• **WRITTEN REQUEST**
Write the material out again, line by line, exactly as it is.

## START RECORDS FOR THIS EXERCISE

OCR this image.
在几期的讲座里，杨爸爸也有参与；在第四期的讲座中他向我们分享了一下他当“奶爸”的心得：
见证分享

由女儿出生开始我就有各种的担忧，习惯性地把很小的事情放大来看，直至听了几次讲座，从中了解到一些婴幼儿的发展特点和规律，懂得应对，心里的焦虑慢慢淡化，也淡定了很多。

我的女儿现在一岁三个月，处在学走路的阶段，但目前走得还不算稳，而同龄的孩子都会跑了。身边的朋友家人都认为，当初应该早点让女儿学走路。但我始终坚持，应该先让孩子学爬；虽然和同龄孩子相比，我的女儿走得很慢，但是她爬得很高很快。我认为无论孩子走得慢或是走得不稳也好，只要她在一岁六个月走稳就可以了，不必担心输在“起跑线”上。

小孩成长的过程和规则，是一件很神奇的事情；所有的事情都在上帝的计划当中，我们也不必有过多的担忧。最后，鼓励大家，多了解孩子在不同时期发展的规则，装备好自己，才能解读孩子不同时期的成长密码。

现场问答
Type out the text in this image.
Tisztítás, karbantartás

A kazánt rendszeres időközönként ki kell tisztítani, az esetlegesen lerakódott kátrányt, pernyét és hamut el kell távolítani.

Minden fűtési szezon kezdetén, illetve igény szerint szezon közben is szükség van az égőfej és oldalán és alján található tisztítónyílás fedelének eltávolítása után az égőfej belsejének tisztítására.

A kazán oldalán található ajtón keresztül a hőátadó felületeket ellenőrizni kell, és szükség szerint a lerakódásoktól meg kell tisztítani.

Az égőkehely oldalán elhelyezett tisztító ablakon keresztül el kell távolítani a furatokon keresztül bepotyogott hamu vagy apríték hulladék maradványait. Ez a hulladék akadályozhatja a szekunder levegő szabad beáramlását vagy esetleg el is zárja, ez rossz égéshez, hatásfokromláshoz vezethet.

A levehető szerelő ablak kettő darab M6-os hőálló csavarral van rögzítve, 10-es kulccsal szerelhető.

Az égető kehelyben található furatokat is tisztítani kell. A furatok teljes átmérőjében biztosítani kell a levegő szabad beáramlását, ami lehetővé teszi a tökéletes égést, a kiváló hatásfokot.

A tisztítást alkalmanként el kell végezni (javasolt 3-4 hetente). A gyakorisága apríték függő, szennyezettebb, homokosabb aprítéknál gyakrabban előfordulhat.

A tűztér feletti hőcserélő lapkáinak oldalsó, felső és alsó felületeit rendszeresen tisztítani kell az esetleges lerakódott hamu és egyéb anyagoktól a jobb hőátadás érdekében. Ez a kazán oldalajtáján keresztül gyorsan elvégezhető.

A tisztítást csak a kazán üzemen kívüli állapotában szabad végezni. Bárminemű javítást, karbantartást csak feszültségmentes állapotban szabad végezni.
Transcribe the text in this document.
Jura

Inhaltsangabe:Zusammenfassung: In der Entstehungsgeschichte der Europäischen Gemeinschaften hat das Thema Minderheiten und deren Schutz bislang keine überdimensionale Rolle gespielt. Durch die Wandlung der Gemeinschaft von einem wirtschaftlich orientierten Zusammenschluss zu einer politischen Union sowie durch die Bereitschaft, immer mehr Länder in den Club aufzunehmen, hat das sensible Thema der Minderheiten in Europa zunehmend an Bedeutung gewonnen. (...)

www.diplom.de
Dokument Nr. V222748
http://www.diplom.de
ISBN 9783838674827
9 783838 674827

## END RECORDS FOR THIS EXERCISE

• **SOLUTION TO THE PROBLEM**
OCR this image.
在几期的讲座里，杨爸爸也有参与；在第四期的讲座中他向我们分享了一下他当“奶爸”的心得：
见证分享

由女儿出生开始我就有各种的担忧，习惯性地把很小的事情放大来看，直至听了几次讲座，从中了解到一些婴幼儿的发展特点和规律，懂得应对，心里的焦虑慢慢淡化，也淡定了很多。

我的女儿现在一岁三个月，处在学走路的阶段，但目前走得还不算稳，而同龄的孩子都会跑了。身边的朋友家人都认为，当初应该早点让女儿学走路。但我始终坚持，应该先让孩子学爬；虽然和同龄孩子相比，我的女儿走得很慢，但是她爬得很高很快。我认为无论孩子走得慢或是走得不稳也好，只要她在一岁六个月走稳就可以了，不必担心输在“起跑线”上。

小孩成长的过程和规则，是一件很神奇的事情；所有的事情都在上帝的计划当中，我们也不必有过多的担忧。最后，鼓励大家，多了解孩子在不同时期发展的规则，装备好自己，才能解读孩子不同时期的成长密码。

现场问答
Type out the text in this image.
Tisztítás, karbantartás

A kazánt rendszeres időközönként ki kell tisztítani, az esetlegesen lerakódott kátrányt, pernyét és hamut el kell távolítani.

Minden fűtési szezon kezdetén, illetve igény szerint szezon közben is szükség van az égőfej és oldalán és alján található tisztítónyílás fedelének eltávolítása után az égőfej belsejének tisztítására.

A kazán oldalán található ajtón keresztül a hőátadó felületeket ellenőrizni kell, és szükség szerint a lerakódásoktól meg kell tisztítani.

Az égőkehely oldalán elhelyezett tisztító ablakon keresztül el kell távolítani a furatokon keresztül bepotyogott hamu vagy apríték hulladék maradványait. Ez a hulladék akadályozhatja a szekunder levegő szabad beáramlását vagy esetleg el is zárja, ez rossz égéshez, hatásfokromláshoz vezethet.

A levehető szerelő ablak kettő darab M6-os hőálló csavarral van rögzítve, 10-es kulccsal szerelhető.

Az égető kehelyben található furatokat is tisztítani kell. A furatok teljes átmérőjében biztosítani kell a levegő szabad beáramlását, ami lehetővé teszi a tökéletes égést, a kiváló hatásfokot.

A tisztítást alkalmanként el kell végezni (javasolt 3-4 hetente). A gyakorisága apríték függő, szennyezettebb, homokosabb aprítéknál gyakrabban előfordulhat.

A tűztér feletti hőcserélő lapkáinak oldalsó, felső és alsó felületeit rendszeresen tisztítani kell az esetleges lerakódott hamu és egyéb anyagoktól a jobb hőátadás érdekében. Ez a kazán oldalajtáján keresztül gyorsan elvégezhető.

A tisztítást csak a kazán üzemen kívüli állapotában szabad végezni. Bárminemű javítást, karbantartást csak feszültségmentes állapotban szabad végezni.
Transcribe the text in this document.
Jura

Inhaltsangabe:Zusammenfassung: In der Entstehungsgeschichte der Europäischen Gemeinschaften hat das Thema Minderheiten und deren Schutz bislang keine überdimensionale Rolle gespielt. Durch die Wandlung der Gemeinschaft von einem wirtschaftlich orientierten Zusammenschluss zu einer politischen Union sowie durch die Bereitschaft, immer mehr Länder in den Club aufzunehmen, hat das sensible Thema der Minderheiten in Europa zunehmend an Bedeutung gewonnen. (...)

www.diplom.de
Dokument Nr. V222748
http://www.diplom.de
ISBN 9783838674827
9 783838 674827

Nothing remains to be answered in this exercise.